A block of data
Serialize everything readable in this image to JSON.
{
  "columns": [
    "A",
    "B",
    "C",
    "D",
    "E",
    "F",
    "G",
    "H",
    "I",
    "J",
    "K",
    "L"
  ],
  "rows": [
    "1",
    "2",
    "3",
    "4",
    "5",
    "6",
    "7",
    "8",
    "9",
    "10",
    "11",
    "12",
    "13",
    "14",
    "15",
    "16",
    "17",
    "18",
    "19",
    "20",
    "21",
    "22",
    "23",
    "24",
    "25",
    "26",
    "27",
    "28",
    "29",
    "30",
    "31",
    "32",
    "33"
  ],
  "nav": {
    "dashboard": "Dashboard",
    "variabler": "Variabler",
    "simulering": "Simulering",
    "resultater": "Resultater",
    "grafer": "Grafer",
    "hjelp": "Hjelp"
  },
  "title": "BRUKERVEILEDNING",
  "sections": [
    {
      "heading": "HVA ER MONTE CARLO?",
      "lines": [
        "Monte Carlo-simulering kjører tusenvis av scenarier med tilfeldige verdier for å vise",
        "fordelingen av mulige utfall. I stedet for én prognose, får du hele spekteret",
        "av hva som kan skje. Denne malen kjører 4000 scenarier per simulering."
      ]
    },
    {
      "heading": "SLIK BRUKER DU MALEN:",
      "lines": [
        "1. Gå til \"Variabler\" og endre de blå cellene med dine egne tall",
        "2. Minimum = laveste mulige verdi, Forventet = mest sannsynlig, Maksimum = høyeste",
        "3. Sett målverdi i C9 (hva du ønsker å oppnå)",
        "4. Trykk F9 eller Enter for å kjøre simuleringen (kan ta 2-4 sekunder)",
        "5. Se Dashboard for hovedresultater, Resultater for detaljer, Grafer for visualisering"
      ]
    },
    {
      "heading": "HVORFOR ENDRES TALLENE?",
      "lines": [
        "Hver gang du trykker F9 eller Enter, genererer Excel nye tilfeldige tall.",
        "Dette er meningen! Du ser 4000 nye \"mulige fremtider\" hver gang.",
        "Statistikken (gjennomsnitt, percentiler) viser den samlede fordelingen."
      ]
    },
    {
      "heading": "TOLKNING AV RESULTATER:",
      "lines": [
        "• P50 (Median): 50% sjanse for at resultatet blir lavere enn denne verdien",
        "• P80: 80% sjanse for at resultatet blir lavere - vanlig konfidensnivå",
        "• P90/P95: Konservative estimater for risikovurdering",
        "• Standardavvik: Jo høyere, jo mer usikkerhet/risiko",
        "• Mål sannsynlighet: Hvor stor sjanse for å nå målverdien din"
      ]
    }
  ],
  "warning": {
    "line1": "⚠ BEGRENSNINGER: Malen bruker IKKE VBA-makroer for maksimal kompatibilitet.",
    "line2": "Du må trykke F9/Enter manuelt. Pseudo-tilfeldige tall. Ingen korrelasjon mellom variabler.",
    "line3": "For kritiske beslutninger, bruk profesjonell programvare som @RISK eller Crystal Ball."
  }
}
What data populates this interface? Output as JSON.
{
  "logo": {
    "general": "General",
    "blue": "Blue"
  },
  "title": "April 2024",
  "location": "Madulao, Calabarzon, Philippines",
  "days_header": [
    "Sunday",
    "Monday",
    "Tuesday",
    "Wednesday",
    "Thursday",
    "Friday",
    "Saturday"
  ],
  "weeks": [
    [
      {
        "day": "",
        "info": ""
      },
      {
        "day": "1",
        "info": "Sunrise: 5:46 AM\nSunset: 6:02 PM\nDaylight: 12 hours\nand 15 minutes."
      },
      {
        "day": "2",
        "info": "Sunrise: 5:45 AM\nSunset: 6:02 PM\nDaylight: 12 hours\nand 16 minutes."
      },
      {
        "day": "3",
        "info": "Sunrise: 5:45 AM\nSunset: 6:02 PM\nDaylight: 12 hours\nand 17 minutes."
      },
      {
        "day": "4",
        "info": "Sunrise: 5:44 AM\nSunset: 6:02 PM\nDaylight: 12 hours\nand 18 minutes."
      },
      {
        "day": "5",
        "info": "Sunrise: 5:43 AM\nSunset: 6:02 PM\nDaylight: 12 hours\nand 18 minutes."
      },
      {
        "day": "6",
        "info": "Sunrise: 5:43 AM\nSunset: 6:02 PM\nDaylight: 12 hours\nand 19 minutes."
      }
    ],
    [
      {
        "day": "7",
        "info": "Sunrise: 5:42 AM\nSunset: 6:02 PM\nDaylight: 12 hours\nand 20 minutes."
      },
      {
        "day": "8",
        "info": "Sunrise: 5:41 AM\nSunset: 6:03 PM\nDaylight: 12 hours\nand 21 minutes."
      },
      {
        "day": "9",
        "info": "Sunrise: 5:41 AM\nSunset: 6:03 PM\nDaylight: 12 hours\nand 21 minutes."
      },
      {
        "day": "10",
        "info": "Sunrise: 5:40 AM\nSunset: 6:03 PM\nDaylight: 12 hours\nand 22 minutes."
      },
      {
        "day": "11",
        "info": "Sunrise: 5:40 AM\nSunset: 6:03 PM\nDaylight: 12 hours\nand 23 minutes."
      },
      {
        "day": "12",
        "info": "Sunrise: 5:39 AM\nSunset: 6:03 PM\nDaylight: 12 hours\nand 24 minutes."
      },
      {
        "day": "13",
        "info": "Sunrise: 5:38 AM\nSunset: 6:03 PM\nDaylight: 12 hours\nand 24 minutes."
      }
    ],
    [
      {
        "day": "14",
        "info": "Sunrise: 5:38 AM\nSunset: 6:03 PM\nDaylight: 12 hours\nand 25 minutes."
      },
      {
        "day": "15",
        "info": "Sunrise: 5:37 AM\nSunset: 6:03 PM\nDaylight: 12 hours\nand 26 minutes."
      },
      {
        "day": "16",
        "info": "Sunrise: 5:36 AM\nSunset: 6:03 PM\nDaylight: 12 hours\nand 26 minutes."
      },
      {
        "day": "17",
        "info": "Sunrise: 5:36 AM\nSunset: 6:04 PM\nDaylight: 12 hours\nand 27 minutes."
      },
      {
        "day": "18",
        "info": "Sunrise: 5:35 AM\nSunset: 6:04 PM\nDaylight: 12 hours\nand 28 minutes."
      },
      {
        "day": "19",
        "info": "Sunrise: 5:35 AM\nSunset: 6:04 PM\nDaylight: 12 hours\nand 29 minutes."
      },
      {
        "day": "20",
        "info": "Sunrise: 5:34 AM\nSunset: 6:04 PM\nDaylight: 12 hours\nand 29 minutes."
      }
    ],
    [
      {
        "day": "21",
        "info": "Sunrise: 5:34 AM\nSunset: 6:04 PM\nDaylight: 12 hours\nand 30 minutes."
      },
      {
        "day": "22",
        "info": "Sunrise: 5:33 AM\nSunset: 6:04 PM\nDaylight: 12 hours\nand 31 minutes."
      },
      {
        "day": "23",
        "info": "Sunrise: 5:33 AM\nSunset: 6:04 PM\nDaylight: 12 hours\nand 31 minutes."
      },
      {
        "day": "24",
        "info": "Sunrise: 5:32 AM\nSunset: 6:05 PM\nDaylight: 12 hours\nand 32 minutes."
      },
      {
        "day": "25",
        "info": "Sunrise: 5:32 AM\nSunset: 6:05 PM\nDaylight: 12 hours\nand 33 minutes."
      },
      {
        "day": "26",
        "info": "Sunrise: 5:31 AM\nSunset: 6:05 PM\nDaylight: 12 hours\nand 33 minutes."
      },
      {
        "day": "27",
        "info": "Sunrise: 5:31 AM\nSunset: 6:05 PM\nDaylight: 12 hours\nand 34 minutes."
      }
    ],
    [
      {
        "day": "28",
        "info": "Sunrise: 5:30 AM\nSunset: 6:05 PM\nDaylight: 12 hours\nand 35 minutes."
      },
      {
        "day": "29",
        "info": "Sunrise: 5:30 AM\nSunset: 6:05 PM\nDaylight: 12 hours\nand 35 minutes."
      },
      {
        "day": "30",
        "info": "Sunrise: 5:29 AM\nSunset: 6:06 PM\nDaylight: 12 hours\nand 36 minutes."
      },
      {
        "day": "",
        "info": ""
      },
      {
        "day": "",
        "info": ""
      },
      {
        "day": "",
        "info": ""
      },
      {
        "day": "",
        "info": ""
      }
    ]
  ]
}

▸ **Goal of the exercise**
A single figure is required: the number of lines above in which the word "heading" occurs.

▸ **Written answer**
4